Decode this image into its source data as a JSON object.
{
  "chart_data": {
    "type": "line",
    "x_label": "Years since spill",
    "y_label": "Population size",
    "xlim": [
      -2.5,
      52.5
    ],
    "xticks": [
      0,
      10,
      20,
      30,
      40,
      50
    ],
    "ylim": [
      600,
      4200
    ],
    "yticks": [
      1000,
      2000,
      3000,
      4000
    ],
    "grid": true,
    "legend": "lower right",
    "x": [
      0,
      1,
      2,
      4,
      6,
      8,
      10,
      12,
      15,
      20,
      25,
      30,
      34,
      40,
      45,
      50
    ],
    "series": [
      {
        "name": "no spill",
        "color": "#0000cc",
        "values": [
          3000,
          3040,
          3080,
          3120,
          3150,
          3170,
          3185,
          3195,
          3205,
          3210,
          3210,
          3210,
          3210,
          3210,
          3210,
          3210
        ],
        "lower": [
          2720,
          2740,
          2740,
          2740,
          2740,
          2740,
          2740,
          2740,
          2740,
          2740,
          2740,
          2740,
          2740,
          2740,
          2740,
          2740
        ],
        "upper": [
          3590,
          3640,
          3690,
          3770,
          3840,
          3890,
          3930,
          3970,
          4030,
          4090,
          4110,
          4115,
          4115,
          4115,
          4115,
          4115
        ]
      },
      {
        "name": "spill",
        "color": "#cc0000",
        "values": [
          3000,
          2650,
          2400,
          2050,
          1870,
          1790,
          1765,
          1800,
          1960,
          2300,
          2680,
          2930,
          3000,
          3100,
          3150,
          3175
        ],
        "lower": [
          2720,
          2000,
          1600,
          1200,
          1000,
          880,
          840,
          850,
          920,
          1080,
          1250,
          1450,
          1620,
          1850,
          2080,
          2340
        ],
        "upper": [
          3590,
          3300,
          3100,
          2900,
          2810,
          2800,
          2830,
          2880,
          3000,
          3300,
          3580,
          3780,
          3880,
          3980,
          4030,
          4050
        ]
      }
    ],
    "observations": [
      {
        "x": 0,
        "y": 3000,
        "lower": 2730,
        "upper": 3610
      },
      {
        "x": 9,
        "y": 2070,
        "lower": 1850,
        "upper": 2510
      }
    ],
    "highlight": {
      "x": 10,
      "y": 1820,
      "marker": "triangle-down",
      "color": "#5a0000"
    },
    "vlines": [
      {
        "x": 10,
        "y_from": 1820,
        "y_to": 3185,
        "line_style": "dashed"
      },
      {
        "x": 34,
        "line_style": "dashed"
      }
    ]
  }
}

EXERCISE OBJECTIVE: Return the listing above in full, character for character.

CORRECT RESULT:
Decode this image into its source data as a JSON object.
{
  "chart_data": {
    "type": "line",
    "x_label": "Years since spill",
    "y_label": "Population size",
    "xlim": [
      -2.5,
      52.5
    ],
    "xticks": [
      0,
      10,
      20,
      30,
      40,
      50
    ],
    "ylim": [
      600,
      4200
    ],
    "yticks": [
      1000,
      2000,
      3000,
      4000
    ],
    "grid": true,
    "legend": "lower right",
    "x": [
      0,
      1,
      2,
      4,
      6,
      8,
      10,
      12,
      15,
      20,
      25,
      30,
      34,
      40,
      45,
      50
    ],
    "series": [
      {
        "name": "no spill",
        "color": "#0000cc",
        "values": [
          3000,
          3040,
          3080,
          3120,
          3150,
          3170,
          3185,
          3195,
          3205,
          3210,
          3210,
          3210,
          3210,
          3210,
          3210,
          3210
        ],
        "lower": [
          2720,
          2740,
          2740,
          2740,
          2740,
          2740,
          2740,
          2740,
          2740,
          2740,
          2740,
          2740,
          2740,
          2740,
          2740,
          2740
        ],
        "upper": [
          3590,
          3640,
          3690,
          3770,
          3840,
          3890,
          3930,
          3970,
          4030,
          4090,
          4110,
          4115,
          4115,
          4115,
          4115,
          4115
        ]
      },
      {
        "name": "spill",
        "color": "#cc0000",
        "values": [
          3000,
          2650,
          2400,
          2050,
          1870,
          1790,
          1765,
          1800,
          1960,
          2300,
          2680,
          2930,
          3000,
          3100,
          3150,
          3175
        ],
        "lower": [
          2720,
          2000,
          1600,
          1200,
          1000,
          880,
          840,
          850,
          920,
          1080,
          1250,
          1450,
          1620,
          1850,
          2080,
          2340
        ],
        "upper": [
          3590,
          3300,
          3100,
          2900,
          2810,
          2800,
          2830,
          2880,
          3000,
          3300,
          3580,
          3780,
          3880,
          3980,
          4030,
          4050
        ]
      }
    ],
    "observations": [
      {
        "x": 0,
        "y": 3000,
        "lower": 2730,
        "upper": 3610
      },
      {
        "x": 9,
        "y": 2070,
        "lower": 1850,
        "upper": 2510
      }
    ],
    "highlight": {
      "x": 10,
      "y": 1820,
      "marker": "triangle-down",
      "color": "#5a0000"
    },
    "vlines": [
      {
        "x": 10,
        "y_from": 1820,
        "y_to": 3185,
        "line_style": "dashed"
      },
      {
        "x": 34,
        "line_style": "dashed"
      }
    ]
  }
}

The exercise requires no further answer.